▶ [Material supplied]:
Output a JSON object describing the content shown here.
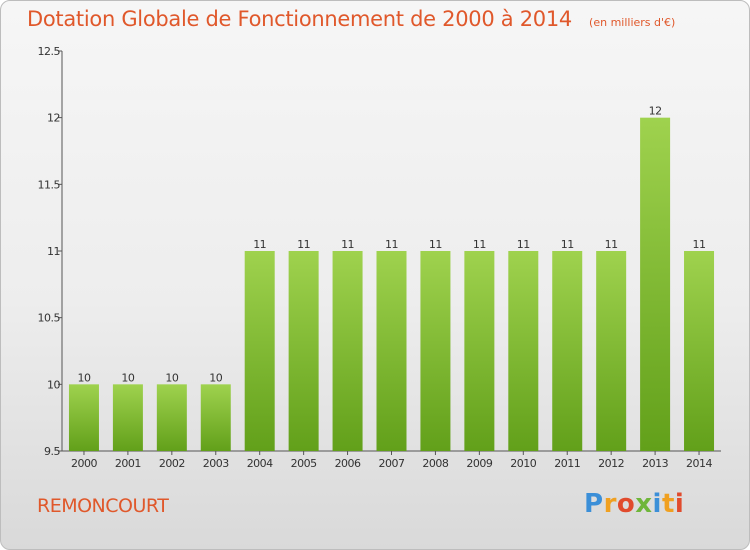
{
  "title": "Dotation Globale de Fonctionnement de 2000 à 2014",
  "subtitle": "(en milliers d'€)",
  "commune": "REMONCOURT",
  "logo": {
    "text": "Proxiti",
    "colors": [
      "#3b8fd8",
      "#f0a020",
      "#e14b2d",
      "#6fb63a"
    ]
  },
  "colors": {
    "accent": "#e0582b",
    "bar_light": "#9fd24e",
    "bar_dark": "#62a01a",
    "axis": "#555555"
  },
  "chart_data": {
    "type": "bar",
    "categories": [
      "2000",
      "2001",
      "2002",
      "2003",
      "2004",
      "2005",
      "2006",
      "2007",
      "2008",
      "2009",
      "2010",
      "2011",
      "2012",
      "2013",
      "2014"
    ],
    "values": [
      10,
      10,
      10,
      10,
      11,
      11,
      11,
      11,
      11,
      11,
      11,
      11,
      11,
      12,
      11
    ],
    "value_labels": [
      "10",
      "10",
      "10",
      "10",
      "11",
      "11",
      "11",
      "11",
      "11",
      "11",
      "11",
      "11",
      "11",
      "12",
      "11"
    ],
    "yticks": [
      "9.5",
      "10",
      "10.5",
      "11",
      "11.5",
      "12",
      "12.5"
    ],
    "ylim": [
      9.5,
      12.5
    ],
    "grid": false,
    "legend": "none"
  }
}
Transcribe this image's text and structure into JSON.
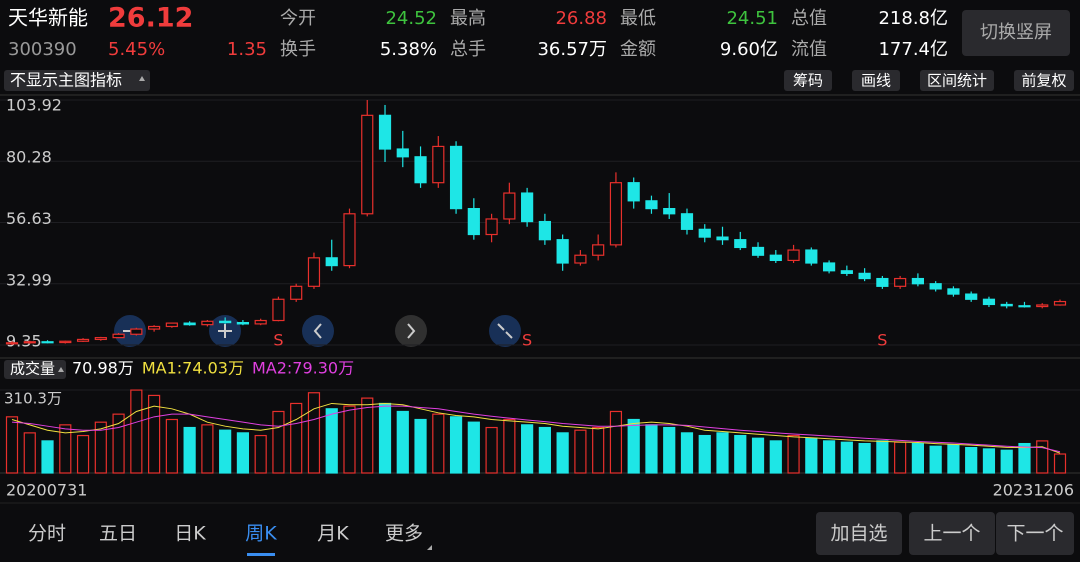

▶ [Required work]:
Using the listing above, locate the lines that hold "text" and copy each one.

▶ [Worked solution]:
    "text": "Proxiti",
Transcribe this image's text and structure into JSON.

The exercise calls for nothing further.